[Collected data entries]
◆ ◆ ◆ ◆ ◆

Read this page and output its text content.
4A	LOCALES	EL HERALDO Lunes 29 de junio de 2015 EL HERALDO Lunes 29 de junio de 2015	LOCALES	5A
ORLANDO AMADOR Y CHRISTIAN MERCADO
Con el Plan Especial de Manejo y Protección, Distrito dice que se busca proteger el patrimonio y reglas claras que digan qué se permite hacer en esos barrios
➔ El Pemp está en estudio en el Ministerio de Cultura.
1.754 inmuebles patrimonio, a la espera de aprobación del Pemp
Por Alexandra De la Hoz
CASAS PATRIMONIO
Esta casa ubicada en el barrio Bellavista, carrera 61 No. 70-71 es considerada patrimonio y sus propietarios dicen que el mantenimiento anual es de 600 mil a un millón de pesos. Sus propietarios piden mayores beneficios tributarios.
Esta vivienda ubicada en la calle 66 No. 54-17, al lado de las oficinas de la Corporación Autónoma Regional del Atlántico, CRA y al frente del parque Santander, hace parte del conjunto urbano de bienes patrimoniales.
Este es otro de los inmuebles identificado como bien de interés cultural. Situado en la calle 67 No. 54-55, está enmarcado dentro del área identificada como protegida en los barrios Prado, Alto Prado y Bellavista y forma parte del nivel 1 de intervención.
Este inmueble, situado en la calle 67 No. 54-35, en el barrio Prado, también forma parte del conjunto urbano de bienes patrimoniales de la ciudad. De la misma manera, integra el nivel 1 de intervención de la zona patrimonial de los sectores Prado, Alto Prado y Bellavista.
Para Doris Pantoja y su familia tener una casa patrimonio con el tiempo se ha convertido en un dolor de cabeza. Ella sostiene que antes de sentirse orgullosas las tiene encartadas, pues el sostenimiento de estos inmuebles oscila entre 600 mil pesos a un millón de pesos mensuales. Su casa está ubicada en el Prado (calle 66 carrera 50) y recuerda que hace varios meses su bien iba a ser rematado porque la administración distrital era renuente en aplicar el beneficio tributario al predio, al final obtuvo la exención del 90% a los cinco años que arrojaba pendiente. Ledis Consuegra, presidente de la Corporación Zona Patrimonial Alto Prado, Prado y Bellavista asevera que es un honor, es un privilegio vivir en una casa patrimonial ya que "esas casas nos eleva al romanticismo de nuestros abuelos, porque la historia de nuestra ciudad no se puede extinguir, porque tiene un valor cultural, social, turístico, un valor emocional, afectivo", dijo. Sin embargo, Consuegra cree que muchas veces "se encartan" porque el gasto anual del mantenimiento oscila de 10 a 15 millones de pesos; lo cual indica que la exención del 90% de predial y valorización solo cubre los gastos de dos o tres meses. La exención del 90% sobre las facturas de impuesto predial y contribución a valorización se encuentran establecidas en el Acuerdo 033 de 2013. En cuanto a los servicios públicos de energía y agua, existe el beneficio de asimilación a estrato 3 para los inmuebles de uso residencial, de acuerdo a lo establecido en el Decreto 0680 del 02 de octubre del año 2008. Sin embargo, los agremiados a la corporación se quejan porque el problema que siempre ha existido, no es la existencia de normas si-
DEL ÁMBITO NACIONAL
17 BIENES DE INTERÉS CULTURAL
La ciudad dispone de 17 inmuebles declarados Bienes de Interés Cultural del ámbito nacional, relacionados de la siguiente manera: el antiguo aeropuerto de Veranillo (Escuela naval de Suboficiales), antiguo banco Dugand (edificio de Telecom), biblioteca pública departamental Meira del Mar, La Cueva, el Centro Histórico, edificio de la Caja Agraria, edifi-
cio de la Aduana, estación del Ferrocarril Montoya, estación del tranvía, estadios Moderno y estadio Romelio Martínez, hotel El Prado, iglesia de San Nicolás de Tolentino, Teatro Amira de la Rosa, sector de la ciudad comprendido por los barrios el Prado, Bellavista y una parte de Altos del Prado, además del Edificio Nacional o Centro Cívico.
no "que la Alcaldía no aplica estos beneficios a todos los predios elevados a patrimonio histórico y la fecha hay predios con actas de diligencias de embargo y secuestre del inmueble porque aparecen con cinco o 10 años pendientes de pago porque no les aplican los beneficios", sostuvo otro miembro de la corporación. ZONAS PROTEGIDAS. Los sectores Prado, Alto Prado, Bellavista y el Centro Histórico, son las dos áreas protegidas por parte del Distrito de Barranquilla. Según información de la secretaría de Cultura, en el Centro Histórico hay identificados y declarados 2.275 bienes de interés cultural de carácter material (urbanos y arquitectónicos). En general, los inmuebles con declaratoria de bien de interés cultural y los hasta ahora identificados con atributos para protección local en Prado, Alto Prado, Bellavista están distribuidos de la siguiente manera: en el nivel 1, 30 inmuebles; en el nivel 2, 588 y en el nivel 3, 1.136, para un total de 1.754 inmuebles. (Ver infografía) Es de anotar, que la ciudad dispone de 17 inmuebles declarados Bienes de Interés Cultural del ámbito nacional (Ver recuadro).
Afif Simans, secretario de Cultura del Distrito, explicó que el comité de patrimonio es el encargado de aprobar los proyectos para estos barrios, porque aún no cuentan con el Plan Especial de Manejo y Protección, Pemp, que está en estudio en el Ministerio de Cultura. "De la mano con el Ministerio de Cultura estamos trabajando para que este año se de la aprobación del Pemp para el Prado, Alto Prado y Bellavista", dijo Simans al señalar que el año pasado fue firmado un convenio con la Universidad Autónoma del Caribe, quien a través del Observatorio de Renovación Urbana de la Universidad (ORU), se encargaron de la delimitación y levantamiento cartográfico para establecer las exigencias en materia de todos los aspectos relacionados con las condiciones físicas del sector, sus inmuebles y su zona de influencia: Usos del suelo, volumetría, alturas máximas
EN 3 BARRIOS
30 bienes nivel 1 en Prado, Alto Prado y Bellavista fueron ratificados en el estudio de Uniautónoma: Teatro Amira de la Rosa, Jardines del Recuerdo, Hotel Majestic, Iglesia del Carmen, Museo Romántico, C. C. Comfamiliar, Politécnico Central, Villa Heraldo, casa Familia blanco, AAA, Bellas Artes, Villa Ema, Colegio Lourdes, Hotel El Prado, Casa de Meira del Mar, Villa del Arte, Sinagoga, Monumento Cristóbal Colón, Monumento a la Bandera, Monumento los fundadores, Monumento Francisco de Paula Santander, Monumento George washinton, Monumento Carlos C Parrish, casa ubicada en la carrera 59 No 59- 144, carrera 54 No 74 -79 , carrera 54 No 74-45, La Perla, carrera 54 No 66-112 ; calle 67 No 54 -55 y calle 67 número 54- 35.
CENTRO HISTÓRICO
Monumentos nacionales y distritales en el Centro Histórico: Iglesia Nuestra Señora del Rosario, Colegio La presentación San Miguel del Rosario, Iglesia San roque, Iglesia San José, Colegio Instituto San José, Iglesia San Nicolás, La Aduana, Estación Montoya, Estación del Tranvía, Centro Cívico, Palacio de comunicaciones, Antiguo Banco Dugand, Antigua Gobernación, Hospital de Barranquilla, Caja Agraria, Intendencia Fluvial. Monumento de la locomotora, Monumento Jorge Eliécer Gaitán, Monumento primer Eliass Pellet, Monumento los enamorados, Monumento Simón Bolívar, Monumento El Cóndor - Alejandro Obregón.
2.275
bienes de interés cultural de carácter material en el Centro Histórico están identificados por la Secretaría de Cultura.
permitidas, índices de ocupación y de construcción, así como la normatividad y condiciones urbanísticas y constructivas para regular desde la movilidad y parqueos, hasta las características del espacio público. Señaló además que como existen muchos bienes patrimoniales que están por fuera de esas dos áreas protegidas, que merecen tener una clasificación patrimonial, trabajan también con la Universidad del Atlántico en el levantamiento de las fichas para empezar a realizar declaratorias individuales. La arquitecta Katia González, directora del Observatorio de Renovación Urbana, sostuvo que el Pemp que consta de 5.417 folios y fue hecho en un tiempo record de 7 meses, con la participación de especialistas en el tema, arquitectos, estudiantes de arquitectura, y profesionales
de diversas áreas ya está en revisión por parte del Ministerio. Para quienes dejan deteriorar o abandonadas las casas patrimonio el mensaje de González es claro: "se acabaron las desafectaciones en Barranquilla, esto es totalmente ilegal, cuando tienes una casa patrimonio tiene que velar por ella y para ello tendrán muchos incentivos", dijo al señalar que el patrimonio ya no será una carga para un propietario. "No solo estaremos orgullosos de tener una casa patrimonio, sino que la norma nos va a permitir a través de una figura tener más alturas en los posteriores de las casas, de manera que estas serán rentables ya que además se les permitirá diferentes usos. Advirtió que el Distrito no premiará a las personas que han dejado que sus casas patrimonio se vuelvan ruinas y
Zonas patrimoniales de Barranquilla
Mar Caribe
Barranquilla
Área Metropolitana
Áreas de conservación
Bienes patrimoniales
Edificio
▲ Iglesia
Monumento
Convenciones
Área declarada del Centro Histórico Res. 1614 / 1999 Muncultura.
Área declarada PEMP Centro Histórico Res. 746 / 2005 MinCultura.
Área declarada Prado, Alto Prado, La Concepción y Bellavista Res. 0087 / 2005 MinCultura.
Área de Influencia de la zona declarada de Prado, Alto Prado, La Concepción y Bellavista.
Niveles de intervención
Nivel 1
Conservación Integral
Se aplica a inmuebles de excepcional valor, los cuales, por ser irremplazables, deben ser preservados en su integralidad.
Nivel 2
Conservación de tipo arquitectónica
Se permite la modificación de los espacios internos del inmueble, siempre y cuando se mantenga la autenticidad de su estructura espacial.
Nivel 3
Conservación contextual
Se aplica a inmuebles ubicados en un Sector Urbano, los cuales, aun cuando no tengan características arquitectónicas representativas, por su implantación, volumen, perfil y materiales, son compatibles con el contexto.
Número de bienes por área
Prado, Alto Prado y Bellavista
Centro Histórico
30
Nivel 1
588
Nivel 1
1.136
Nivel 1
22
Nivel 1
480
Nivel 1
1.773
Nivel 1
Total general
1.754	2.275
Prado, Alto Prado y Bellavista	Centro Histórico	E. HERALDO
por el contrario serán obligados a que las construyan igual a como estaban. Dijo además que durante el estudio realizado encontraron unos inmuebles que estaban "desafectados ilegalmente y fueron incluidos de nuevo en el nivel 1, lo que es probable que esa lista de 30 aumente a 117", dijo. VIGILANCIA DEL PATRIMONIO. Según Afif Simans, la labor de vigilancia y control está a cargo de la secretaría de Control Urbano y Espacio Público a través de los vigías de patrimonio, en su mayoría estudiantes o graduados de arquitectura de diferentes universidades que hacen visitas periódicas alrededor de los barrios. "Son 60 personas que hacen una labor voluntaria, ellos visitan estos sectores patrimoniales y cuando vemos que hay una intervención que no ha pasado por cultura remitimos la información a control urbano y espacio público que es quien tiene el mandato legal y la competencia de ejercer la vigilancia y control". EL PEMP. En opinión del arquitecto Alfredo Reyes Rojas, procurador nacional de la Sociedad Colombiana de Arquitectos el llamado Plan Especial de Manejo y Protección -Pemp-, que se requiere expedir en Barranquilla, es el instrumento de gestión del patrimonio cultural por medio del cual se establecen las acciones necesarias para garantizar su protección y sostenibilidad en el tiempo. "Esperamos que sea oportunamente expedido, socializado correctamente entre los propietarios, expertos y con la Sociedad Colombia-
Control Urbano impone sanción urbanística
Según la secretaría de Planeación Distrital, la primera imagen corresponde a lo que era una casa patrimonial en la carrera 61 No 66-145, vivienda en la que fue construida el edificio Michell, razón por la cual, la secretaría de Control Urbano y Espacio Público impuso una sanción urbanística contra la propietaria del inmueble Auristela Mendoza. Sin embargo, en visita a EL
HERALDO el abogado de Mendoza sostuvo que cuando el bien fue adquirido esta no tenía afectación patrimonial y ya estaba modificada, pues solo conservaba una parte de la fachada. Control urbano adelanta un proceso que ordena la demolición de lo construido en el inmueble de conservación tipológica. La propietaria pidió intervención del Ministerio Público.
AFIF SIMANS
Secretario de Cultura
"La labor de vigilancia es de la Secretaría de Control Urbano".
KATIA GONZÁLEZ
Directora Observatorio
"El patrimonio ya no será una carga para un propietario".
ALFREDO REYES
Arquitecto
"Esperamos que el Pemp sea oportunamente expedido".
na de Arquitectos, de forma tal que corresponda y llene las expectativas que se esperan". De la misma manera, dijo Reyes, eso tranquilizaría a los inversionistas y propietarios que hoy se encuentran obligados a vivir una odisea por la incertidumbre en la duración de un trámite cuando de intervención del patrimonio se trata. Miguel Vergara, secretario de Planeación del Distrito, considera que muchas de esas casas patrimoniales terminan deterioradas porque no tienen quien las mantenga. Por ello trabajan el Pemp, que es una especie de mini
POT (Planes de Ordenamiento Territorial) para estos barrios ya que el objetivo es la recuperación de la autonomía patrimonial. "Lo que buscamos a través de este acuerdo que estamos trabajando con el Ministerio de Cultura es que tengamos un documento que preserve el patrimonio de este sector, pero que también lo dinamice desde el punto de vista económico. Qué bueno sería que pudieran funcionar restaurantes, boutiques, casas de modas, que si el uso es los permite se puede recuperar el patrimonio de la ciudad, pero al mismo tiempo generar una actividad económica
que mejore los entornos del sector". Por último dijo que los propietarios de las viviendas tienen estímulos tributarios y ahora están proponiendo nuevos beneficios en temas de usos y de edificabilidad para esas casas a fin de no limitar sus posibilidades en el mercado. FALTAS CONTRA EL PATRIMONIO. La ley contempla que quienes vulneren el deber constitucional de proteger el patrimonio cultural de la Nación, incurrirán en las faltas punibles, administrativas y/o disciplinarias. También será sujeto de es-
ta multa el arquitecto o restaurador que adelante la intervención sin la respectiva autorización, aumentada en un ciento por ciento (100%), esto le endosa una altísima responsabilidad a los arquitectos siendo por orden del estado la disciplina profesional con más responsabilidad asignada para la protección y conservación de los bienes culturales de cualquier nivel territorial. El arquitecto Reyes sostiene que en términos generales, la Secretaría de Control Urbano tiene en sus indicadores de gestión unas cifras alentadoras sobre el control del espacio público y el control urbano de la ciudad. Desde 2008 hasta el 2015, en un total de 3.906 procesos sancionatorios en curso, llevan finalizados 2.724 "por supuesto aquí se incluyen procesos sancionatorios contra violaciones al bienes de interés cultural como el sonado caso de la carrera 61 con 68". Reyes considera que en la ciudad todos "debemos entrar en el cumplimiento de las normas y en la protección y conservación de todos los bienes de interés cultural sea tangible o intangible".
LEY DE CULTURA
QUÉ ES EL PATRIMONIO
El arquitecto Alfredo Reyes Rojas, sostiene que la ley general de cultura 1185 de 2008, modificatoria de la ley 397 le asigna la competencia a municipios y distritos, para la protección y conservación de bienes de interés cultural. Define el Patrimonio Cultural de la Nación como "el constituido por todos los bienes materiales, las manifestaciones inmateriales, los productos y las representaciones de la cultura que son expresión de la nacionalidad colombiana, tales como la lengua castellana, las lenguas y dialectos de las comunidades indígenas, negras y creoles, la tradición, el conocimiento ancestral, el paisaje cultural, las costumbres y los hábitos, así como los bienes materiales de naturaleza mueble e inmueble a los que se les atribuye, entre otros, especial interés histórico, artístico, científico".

◆ ◆ ◆ ◆ ◆

Where a line holds the string "valor", copy that line.

Para Doris Pantoja y su familia tener una casa patrimonio con el tiempo se ha convertido en un dolor de cabeza. Ella sostiene que antes de sentirse orgullosas las tiene encartadas, pues el sostenimiento de estos inmuebles oscila entre 600 mil pesos a un millón de pesos mensuales. Su casa está ubicada en el Prado (calle 66 carrera 50) y recuerda que hace varios meses su bien iba a ser rematado porque la administración distrital era renuente en aplicar el beneficio tributario al predio, al final obtuvo la exención del 90% a los cinco años que arrojaba pendiente. Ledis Consuegra, presidente de la Corporación Zona Patrimonial Alto Prado, Prado y Bellavista asevera que es un honor, es un privilegio vivir en una casa patrimonial ya que "esas casas nos eleva al romanticismo de nuestros abuelos, porque la historia de nuestra ciudad no se puede extinguir, porque tiene un valor cultural, social, turístico, un valor emocional, afectivo", dijo. Sin embargo, Consuegra cree que muchas veces "se encartan" porque el gasto anual del mantenimiento oscila de 10 a 15 millones de pesos; lo cual indica que la exención del 90% de predial y valorización solo cubre los gastos de dos o tres meses. La exención del 90% sobre las facturas de impuesto predial y contribución a valorización se encuentran establecidas en el Acuerdo 033 de 2013. En cuanto a los servicios públicos de energía y agua, existe el beneficio de asimilación a estrato 3 para los inmuebles de uso residencial, de acuerdo a lo establecido en el Decreto 0680 del 02 de octubre del año 2008. Sin embargo, los agremiados a la corporación se quejan porque el problema que siempre ha existido, no es la existencia de normas si-
Se aplica a inmuebles de excepcional valor, los cuales, por ser irremplazables, deben ser preservados en su integralidad.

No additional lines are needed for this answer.